The latter was the specialty of a few maverick writers such as the
Russian
Edward Limonov, who commented about meeting Zeljko Raznatovic "Arkan,"
Serbia's most notorious "ethnic cleanser," "I've always loved bright and
handsome gangsters." He later went to visit his friend and fellow man of
letters Radovan Karadzic, the Bosnian Serb wartime leader, and was
filmed firing a machine gun at besieged Sarajevo.
FANNING THE FLAMES
Handke's latest essay, published in the July issue of the monthly
Literaturen (Literatures), is less
confrontational than A Winter Journey and has so far failed to revive
the fierce debate that followed the 1996 book. But Handke's beliefs are
as firm as ever, and he still sees Serbia, and Serbia's former president
Milosevic, now on trial at the ICTY, as a bulwark against the
encroachment of market modernity on ever-wider regions of the world.
Indeed, what seems to animate his relentless denunciation of Western
responses to the Balkan slaughter is his hatred of the modern world, a
theme already much in evidence in A Winter Journey. Traynor wrote in the Guardian, "The
simplicity of the pre-capitalist system he encounters [in Serbia] is so
attractive to Handke that he wants the country's enforced isolation
maintained so that this charm is not lost, a sentiment not likely to be
shared by many of those directly affected." Much of this spirit is
intact in the latest installment.
But then, Handke has never been particularly interested in the views of
those he encounters; he always made sure that they would only tell him
what he wanted to hear.
"The Tablas of Daimiel: A detour witness report on the trial of Slobodan
Milosevic," billed as a travelogue, describes a talk Handke had with the
deposed Serbian president in the ICTY detention facility in The Hague
last year. (The cryptic title refers to an anecdote of dubious relevance
Handke tells at the end of the piece.)
"Almost the entire time," Handke writes of the more than three hours
they spent together, "it was only Milosevic who talked." But we never
hear what Milosevic said - Handke doesn't tell us.
It's the same with Serbian refugees from Bosnia and Kosovo he meets
across Serbia: it's not what they say or feel but the impression they
make on the writer that's recorded here. Still, it's only in these
encounters that Handke's humanity shows through, and it becomes evident
that the neglect and misery these people have been living in for the
last 10 years touches him deeply and, one hopes, genuinely.
What he utterly fails to even contemplate, of course, is that it might
have been the policies of his hero Milosevic that put an abrupt end to
what may have been content lives in Knin or Pristina.

_Work instructions:_ Retype the passage on Handke, beginning at the words "Serbia's most notorious" and stopping after "at besieged Sarajevo.". Draw only on the passage on Handke above, not on the rows.

_Dataset:_
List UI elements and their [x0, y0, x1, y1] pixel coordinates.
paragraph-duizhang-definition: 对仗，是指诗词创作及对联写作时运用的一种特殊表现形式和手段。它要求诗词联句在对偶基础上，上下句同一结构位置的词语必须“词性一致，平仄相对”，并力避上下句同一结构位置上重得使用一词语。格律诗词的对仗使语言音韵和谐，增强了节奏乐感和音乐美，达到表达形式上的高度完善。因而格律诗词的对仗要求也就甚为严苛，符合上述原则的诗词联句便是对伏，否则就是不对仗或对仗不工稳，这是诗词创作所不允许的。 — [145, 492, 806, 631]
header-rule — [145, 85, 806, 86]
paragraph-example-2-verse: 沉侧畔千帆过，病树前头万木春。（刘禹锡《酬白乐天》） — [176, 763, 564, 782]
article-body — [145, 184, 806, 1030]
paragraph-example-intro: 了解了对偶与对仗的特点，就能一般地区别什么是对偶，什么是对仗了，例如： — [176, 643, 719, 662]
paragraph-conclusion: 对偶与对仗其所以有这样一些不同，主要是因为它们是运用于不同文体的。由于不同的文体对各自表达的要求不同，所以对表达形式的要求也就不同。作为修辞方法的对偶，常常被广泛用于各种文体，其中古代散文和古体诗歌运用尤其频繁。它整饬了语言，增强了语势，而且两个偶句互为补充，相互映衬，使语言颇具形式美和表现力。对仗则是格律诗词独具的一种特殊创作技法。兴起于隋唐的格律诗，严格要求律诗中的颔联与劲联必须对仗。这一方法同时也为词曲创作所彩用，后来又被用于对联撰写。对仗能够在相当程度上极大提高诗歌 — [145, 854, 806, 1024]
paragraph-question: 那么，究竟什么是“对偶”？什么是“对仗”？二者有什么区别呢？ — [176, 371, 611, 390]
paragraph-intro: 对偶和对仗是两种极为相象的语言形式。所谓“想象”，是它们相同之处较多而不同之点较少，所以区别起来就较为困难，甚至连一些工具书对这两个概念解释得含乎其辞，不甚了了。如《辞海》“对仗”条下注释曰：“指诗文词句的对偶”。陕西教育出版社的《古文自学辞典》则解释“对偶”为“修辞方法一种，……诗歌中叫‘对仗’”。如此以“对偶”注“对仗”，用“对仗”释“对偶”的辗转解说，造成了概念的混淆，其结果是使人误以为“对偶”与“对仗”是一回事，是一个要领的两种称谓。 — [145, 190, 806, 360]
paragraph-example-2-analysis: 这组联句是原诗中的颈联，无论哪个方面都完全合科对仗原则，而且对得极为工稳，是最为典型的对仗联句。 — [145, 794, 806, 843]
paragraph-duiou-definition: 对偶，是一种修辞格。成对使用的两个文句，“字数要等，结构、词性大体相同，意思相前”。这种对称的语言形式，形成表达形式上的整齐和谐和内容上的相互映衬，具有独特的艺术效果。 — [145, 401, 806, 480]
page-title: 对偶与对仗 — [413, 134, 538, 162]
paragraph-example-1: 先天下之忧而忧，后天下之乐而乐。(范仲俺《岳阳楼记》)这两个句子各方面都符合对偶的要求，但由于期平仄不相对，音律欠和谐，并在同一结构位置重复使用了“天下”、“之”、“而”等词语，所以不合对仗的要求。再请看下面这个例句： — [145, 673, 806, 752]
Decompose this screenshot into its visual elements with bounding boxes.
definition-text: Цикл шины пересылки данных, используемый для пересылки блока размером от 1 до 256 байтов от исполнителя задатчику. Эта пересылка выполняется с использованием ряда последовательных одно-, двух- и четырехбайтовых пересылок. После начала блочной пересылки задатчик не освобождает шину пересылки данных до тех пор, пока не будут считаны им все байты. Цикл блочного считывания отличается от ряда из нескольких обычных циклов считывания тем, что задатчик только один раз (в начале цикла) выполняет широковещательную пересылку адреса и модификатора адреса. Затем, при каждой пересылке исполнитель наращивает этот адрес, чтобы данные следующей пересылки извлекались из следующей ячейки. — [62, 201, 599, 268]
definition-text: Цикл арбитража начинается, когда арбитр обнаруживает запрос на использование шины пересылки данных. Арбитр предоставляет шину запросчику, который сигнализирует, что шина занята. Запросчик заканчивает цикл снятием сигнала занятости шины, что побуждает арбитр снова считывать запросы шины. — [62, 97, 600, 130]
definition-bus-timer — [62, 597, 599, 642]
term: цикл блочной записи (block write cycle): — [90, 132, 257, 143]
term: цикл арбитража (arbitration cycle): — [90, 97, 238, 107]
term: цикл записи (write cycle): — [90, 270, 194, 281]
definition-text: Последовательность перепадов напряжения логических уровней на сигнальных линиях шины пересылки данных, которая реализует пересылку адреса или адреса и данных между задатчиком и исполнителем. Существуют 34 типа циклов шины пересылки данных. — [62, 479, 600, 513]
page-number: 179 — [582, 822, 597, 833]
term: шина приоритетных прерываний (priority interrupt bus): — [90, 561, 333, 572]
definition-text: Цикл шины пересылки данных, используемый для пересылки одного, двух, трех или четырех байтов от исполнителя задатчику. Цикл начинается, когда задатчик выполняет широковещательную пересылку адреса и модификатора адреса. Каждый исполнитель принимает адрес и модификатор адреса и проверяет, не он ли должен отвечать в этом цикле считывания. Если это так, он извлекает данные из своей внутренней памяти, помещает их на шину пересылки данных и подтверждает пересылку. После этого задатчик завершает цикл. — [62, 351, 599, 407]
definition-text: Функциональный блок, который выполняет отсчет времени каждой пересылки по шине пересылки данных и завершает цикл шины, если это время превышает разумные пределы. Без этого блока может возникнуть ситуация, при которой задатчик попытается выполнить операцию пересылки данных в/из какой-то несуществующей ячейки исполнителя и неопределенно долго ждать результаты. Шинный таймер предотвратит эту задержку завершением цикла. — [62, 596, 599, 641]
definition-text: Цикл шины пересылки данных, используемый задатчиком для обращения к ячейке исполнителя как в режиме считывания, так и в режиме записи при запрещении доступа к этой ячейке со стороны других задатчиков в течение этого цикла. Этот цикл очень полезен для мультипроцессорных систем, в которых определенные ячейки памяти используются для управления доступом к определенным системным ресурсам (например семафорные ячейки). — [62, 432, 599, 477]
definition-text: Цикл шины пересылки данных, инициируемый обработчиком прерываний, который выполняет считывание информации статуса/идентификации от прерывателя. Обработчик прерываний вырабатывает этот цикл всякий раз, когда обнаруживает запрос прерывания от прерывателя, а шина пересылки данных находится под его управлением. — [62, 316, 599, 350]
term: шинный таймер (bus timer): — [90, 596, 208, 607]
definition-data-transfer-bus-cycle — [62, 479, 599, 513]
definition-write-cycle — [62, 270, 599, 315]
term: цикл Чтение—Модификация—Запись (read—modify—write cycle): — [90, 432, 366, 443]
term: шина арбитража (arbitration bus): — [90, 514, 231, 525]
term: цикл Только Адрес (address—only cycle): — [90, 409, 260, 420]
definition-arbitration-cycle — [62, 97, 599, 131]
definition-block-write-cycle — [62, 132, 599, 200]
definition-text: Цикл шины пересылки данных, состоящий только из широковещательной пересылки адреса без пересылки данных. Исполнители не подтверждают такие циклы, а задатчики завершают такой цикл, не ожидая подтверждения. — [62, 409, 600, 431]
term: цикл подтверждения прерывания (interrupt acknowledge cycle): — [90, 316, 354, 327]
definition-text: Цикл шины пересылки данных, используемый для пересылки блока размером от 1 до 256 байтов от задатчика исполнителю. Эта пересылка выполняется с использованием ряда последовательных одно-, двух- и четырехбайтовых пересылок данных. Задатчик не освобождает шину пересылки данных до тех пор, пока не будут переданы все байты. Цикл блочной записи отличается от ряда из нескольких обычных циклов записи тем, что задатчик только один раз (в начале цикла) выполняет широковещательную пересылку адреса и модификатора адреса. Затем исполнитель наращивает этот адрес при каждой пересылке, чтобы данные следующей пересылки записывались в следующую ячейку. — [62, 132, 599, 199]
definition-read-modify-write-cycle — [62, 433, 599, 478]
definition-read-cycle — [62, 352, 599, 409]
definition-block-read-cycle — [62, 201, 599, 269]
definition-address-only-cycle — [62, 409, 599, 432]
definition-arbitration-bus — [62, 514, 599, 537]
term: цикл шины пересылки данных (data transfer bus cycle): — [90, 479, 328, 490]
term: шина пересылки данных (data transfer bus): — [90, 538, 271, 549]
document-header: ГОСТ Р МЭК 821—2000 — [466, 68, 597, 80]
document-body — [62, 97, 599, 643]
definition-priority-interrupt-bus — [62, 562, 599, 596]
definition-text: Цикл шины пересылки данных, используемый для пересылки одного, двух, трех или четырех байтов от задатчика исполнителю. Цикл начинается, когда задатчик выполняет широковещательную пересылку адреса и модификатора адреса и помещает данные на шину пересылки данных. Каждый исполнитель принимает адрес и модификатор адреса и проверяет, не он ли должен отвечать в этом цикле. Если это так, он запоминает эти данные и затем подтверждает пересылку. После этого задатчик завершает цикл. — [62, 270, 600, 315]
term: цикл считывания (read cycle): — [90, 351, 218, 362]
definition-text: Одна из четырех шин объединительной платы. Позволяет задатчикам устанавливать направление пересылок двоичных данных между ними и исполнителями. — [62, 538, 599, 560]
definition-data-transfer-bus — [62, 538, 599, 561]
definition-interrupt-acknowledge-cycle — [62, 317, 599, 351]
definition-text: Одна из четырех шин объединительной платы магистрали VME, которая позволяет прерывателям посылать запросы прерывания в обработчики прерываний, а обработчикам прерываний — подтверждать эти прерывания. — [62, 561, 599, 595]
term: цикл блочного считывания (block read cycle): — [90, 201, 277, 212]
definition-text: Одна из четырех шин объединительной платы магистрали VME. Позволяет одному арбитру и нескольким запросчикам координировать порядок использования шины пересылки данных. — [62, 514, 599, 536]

_Task result:_
Serbia's most notorious "ethnic cleanser," "I've always loved bright and
handsome gangsters." He later went to visit his friend and fellow man of
letters Radovan Karadzic, the Bosnian Serb wartime leader, and was
filmed firing a machine gun at besieged Sarajevo.